Brief 1: According to the cafe forum post, why can't you see anything from outside the new cafe?
Brief 2: In the cafe forum post, how much did the poster pay for the flat white?
Brief 3: Reproduce the stretch of the cafe forum post from "Why do such" through "S***bucks is coffee.".

Source text:
· · ·
# Why do they do it.....?!



## IanP (Aug 4, 2011)

New cafe opened in my small town, already awash with chains and independents, the majority of which don't know what coffee is. Recently opened place is in a main street in the centre with a busy and successful Greek run café six doors down. New place all sparkling clean and newly decorated, but the counter is the only thing on the ground floor with the actual seating area upstairs, so you can't see anything really from the outside. Advertises good coffee and teas and quality food. Coffee menu lists flat white, which most places here don't do. Curious, I went in and ordered a flat white and waited upstairs, I was the only customer at 11.15 on a Tuesday! Said flat white was brought in a wide mouth 10oz cup full of scalding milk with half an inch of hard dry big bubbly foam sitting on top (Matey bubble bath style! ). Having taken a sip gingerly I took it back downstairs, paid my £2.45 (YES!) and said I couldn't drink it as it wasn't what I expected. They said that this was what the trainer had shown them. No point in taking it further so I left.

Why do such clueless folk invest time and money in something they patently know nothing about? No wonder so many cafes fail every year. How is it that commercial coffee machine lease companies can survive training people so ineptly? No wonder the average Joe thinks S***bucks is coffee.

Sorry, rant over, but why oh why???

I think I'll start my own Formula 1 racing team, since I know f*** all about it!!

Outside big cities and towns there's a long, long way to go sadly.

Good night and time for4 my tablet! ;-)


----------



## The Systemic Kid (Nov 23, 2012)
· · ·
Labeled region entries
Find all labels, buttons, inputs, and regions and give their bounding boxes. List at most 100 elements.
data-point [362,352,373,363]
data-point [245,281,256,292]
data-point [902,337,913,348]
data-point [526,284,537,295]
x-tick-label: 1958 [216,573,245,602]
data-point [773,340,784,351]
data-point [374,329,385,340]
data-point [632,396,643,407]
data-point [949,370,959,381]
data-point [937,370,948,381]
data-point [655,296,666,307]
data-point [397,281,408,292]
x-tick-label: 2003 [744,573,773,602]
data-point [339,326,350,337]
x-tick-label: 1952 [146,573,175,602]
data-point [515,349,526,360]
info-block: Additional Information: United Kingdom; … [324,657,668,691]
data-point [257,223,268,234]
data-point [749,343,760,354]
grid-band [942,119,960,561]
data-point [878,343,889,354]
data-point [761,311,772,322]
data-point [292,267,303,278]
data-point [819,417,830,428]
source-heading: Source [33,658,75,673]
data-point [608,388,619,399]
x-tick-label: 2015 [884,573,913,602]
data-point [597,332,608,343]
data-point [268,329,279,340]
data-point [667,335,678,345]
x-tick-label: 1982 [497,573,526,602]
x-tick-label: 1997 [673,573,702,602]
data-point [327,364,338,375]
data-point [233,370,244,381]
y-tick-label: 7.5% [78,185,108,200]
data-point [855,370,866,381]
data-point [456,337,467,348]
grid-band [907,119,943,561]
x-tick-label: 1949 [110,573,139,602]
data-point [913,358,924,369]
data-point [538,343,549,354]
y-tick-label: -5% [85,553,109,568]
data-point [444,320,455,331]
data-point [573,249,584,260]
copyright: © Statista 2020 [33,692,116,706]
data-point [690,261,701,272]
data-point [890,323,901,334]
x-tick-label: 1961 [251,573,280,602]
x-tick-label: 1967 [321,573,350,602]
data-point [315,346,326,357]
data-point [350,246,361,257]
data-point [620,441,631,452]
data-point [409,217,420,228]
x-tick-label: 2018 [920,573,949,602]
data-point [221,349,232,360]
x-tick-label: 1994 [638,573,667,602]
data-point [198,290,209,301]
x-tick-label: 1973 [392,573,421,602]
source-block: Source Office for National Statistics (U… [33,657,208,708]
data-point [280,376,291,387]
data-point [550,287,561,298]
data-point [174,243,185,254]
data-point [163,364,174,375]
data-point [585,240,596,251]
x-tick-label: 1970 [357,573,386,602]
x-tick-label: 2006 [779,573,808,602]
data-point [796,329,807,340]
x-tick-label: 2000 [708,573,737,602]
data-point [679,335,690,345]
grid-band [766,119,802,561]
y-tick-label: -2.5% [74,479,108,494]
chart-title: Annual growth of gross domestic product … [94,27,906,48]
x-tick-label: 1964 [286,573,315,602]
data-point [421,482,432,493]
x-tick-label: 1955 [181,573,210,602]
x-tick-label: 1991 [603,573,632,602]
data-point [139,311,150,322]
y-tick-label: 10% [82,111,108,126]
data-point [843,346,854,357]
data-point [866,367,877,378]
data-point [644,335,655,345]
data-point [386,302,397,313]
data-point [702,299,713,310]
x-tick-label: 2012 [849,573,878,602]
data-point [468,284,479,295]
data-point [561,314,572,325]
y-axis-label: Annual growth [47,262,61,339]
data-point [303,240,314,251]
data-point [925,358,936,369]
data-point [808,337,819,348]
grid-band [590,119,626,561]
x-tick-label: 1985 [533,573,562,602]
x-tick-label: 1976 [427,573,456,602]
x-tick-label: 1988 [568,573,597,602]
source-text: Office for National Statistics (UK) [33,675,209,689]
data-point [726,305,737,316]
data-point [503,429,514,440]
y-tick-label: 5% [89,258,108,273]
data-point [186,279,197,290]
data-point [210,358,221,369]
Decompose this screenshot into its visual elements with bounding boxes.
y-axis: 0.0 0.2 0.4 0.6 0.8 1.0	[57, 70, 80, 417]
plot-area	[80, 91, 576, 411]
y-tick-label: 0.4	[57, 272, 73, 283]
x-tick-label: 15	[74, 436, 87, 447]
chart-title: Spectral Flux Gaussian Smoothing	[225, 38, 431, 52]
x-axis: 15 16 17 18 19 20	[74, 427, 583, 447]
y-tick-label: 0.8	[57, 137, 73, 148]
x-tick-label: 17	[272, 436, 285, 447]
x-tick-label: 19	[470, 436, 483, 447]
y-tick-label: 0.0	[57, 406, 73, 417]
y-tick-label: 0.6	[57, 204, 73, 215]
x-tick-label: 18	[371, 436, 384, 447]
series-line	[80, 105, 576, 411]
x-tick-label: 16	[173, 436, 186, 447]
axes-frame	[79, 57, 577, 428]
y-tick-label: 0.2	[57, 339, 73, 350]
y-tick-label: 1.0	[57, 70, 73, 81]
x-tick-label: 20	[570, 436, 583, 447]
· · ·
Full answer 1: Only the counter is on the ground floor. The seating area is upstairs, so little of the cafe can be seen from the street.

Full answer 2: £2.45.

Full answer 3:
Why do such clueless folk invest time and money in something they patently know nothing about? No wonder so many cafes fail every year. How is it that commercial coffee machine lease companies can survive training people so ineptly? No wonder the average Joe thinks S***bucks is coffee.